* Your objective
Starting with the line that contains "Extract the structured", write out each line through the end of the listing, unchanged. Output nothing else.

* Source material
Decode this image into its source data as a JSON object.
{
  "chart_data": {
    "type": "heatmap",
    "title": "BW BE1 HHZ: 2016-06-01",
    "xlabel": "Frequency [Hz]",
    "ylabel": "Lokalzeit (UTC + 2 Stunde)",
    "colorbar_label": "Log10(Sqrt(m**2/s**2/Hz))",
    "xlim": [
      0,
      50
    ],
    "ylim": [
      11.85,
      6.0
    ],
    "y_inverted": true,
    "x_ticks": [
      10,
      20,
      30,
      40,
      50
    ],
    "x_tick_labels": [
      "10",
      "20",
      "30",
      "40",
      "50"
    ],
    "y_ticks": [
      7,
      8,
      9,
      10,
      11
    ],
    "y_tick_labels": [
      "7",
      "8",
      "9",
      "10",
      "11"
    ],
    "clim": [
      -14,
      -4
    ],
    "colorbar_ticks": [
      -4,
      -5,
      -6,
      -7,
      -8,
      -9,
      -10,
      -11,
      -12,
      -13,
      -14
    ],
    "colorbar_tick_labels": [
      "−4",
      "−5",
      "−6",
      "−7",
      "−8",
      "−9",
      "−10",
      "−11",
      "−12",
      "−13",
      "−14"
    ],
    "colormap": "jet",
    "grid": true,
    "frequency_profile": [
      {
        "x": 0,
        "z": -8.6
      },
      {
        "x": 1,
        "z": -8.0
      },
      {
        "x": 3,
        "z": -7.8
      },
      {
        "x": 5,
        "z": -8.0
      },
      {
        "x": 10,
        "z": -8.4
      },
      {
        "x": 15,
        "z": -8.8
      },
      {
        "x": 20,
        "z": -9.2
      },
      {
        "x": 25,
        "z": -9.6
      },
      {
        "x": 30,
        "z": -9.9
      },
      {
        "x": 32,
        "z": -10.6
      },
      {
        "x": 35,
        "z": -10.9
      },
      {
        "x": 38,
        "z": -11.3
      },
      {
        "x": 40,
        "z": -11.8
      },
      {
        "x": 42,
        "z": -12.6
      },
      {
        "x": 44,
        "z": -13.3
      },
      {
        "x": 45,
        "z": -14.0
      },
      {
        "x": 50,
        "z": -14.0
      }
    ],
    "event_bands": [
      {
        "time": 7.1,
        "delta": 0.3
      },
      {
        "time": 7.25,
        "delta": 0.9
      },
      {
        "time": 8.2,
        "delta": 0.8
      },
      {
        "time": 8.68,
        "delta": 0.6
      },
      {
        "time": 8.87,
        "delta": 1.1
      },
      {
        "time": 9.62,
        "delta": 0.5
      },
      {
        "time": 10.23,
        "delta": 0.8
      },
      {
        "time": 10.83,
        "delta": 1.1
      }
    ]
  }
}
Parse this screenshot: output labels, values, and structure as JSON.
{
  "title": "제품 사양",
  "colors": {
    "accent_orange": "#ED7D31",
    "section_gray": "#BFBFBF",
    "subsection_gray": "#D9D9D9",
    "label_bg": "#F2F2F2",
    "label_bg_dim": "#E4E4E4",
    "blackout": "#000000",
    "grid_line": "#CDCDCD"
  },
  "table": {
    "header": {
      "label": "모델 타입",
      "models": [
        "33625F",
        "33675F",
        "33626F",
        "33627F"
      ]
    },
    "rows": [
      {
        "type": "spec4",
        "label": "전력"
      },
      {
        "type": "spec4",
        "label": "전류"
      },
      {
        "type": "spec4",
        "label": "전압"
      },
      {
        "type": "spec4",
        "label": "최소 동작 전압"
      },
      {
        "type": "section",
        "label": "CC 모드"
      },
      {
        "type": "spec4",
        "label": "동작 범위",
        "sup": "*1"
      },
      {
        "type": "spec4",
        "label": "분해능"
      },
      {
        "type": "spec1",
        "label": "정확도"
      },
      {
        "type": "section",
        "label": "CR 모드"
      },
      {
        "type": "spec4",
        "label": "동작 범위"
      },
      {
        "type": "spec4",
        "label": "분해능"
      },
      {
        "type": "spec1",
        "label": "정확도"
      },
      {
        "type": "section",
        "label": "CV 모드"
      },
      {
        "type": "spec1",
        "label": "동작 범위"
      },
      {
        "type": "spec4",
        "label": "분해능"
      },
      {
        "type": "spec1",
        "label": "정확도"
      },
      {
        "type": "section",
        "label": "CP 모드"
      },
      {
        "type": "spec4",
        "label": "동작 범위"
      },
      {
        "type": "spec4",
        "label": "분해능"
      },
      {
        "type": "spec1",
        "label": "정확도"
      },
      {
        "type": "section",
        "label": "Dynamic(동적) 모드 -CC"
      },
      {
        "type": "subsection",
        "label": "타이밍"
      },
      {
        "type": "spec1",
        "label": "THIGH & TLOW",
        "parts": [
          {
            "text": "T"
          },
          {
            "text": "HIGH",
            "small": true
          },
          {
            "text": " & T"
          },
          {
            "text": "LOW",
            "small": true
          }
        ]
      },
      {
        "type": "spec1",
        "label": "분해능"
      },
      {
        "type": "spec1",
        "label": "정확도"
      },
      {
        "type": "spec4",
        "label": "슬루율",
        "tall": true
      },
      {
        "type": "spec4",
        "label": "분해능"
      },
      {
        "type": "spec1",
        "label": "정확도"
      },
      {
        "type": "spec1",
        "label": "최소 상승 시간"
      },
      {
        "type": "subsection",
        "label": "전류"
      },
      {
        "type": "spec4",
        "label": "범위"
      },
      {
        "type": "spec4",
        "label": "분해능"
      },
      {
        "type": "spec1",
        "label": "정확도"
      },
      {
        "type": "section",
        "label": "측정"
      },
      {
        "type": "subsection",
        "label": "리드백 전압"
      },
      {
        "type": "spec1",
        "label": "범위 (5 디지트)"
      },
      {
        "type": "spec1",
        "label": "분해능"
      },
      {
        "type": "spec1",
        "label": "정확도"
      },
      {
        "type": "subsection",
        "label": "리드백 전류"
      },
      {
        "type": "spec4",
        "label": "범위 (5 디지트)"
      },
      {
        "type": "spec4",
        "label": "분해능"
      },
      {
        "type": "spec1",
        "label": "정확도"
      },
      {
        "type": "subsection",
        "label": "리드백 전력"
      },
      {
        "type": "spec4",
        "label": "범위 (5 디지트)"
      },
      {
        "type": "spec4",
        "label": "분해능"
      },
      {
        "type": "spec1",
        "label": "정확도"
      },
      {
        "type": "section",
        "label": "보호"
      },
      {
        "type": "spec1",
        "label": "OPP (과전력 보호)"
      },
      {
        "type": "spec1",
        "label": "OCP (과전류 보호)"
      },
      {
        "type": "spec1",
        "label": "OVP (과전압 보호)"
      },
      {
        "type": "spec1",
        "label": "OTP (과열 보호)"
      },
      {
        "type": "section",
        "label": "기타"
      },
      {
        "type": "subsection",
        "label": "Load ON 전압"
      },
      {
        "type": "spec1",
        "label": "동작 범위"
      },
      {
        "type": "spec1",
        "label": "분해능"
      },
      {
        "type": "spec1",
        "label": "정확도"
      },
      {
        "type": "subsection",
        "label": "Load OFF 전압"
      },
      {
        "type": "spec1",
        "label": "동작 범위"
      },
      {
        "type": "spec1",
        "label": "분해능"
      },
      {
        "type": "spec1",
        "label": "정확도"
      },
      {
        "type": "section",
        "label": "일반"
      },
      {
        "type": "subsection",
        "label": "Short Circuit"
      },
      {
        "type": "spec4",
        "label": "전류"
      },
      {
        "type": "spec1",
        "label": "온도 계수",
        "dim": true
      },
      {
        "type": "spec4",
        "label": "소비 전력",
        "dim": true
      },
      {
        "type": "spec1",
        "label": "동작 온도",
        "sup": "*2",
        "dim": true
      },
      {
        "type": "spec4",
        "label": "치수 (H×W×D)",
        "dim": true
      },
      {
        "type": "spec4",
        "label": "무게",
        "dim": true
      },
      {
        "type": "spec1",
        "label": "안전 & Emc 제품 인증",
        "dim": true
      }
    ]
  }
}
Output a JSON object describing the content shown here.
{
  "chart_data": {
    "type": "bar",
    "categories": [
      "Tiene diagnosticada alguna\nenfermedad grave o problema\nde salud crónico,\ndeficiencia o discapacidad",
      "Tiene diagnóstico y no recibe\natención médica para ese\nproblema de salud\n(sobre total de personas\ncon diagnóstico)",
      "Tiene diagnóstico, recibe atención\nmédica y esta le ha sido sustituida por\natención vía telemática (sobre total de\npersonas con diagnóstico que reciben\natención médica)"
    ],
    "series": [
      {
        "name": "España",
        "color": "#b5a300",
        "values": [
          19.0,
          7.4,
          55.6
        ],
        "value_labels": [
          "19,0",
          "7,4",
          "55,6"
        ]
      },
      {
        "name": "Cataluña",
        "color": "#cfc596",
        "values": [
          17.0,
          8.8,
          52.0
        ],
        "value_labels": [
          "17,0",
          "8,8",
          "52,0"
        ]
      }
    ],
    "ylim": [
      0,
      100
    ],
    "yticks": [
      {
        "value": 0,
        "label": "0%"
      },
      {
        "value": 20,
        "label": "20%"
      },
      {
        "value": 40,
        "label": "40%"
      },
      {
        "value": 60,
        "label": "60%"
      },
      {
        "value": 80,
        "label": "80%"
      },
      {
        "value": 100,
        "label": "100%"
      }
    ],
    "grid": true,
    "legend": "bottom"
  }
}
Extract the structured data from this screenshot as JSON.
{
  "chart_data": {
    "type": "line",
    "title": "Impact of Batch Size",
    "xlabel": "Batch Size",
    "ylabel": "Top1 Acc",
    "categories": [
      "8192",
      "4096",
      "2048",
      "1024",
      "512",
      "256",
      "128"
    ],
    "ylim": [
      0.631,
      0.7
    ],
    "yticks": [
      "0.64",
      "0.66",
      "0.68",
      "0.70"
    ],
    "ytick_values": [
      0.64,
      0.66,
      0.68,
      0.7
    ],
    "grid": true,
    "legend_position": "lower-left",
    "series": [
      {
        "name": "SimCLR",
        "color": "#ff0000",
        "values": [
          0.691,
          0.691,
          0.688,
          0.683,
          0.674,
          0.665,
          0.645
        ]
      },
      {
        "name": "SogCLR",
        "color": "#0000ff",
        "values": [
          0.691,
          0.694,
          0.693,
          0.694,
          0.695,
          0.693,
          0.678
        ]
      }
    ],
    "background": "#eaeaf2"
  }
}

* Correct response
Extract the structured data from this screenshot as JSON.
{
  "chart_data": {
    "type": "line",
    "title": "Impact of Batch Size",
    "xlabel": "Batch Size",
    "ylabel": "Top1 Acc",
    "categories": [
      "8192",
      "4096",
      "2048",
      "1024",
      "512",
      "256",
      "128"
    ],
    "ylim": [
      0.631,
      0.7
    ],
    "yticks": [
      "0.64",
      "0.66",
      "0.68",
      "0.70"
    ],
    "ytick_values": [
      0.64,
      0.66,
      0.68,
      0.7
    ],
    "grid": true,
    "legend_position": "lower-left",
    "series": [
      {
        "name": "SimCLR",
        "color": "#ff0000",
        "values": [
          0.691,
          0.691,
          0.688,
          0.683,
          0.674,
          0.665,
          0.645
        ]
      },
      {
        "name": "SogCLR",
        "color": "#0000ff",
        "values": [
          0.691,
          0.694,
          0.693,
          0.694,
          0.695,
          0.693,
          0.678
        ]
      }
    ],
    "background": "#eaeaf2"
  }
}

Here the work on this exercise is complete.